═════ DATA PROVIDED

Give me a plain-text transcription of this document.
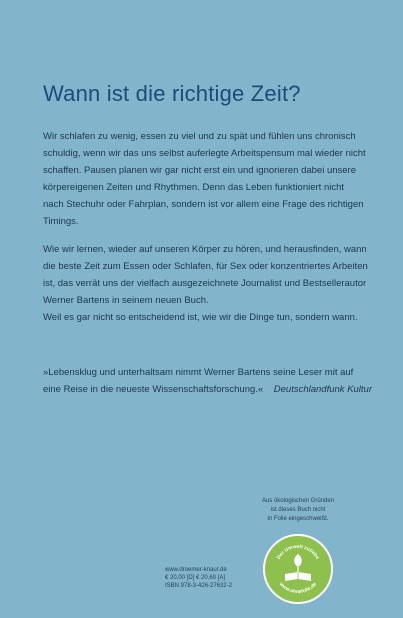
Wann ist die richtige Zeit?
Wir schlafen zu wenig, essen zu viel und zu spät und fühlen uns chronisch
schuldig, wenn wir das uns selbst auferlegte Arbeitspensum mal wieder nicht
schaffen. Pausen planen wir gar nicht erst ein und ignorieren dabei unsere
körpereigenen Zeiten und Rhythmen. Denn das Leben funktioniert nicht
nach Stechuhr oder Fahrplan, sondern ist vor allem eine Frage des richtigen
Timings.
Wie wir lernen, wieder auf unseren Körper zu hören, und herausfinden, wann
die beste Zeit zum Essen oder Schlafen, für Sex oder konzentriertes Arbeiten
ist, das verrät uns der vielfach ausgezeichnete Journalist und Bestsellerautor
Werner Bartens in seinem neuen Buch.
Weil es gar nicht so entscheidend ist, wie wir die Dinge tun, sondern wann.
»Lebensklug und unterhaltsam nimmt Werner Bartens seine Leser mit auf
eine Reise in die neueste Wissenschaftsforschung.« Deutschlandfunk Kultur
Aus ökologischen Gründen
ist dieses Buch nicht
in Folie eingeschweißt.
Der Umwelt zuliebe
www.ohnefolie.de
www.droemer-knaur.de
€ 20,00 [D] € 20,60 [A]
ISBN 978-3-426-27632-2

══════════

TO DO:
Repeat the material above verbatim, with no pictures in the output.

CORRECT ANSWER:
Give me a plain-text transcription of this document.
Wann ist die richtige Zeit?
Wir schlafen zu wenig, essen zu viel und zu spät und fühlen uns chronisch
schuldig, wenn wir das uns selbst auferlegte Arbeitspensum mal wieder nicht
schaffen. Pausen planen wir gar nicht erst ein und ignorieren dabei unsere
körpereigenen Zeiten und Rhythmen. Denn das Leben funktioniert nicht
nach Stechuhr oder Fahrplan, sondern ist vor allem eine Frage des richtigen
Timings.
Wie wir lernen, wieder auf unseren Körper zu hören, und herausfinden, wann
die beste Zeit zum Essen oder Schlafen, für Sex oder konzentriertes Arbeiten
ist, das verrät uns der vielfach ausgezeichnete Journalist und Bestsellerautor
Werner Bartens in seinem neuen Buch.
Weil es gar nicht so entscheidend ist, wie wir die Dinge tun, sondern wann.
»Lebensklug und unterhaltsam nimmt Werner Bartens seine Leser mit auf
eine Reise in die neueste Wissenschaftsforschung.« Deutschlandfunk Kultur
Aus ökologischen Gründen
ist dieses Buch nicht
in Folie eingeschweißt.
Der Umwelt zuliebe
www.ohnefolie.de
www.droemer-knaur.de
€ 20,00 [D] € 20,60 [A]
ISBN 978-3-426-27632-2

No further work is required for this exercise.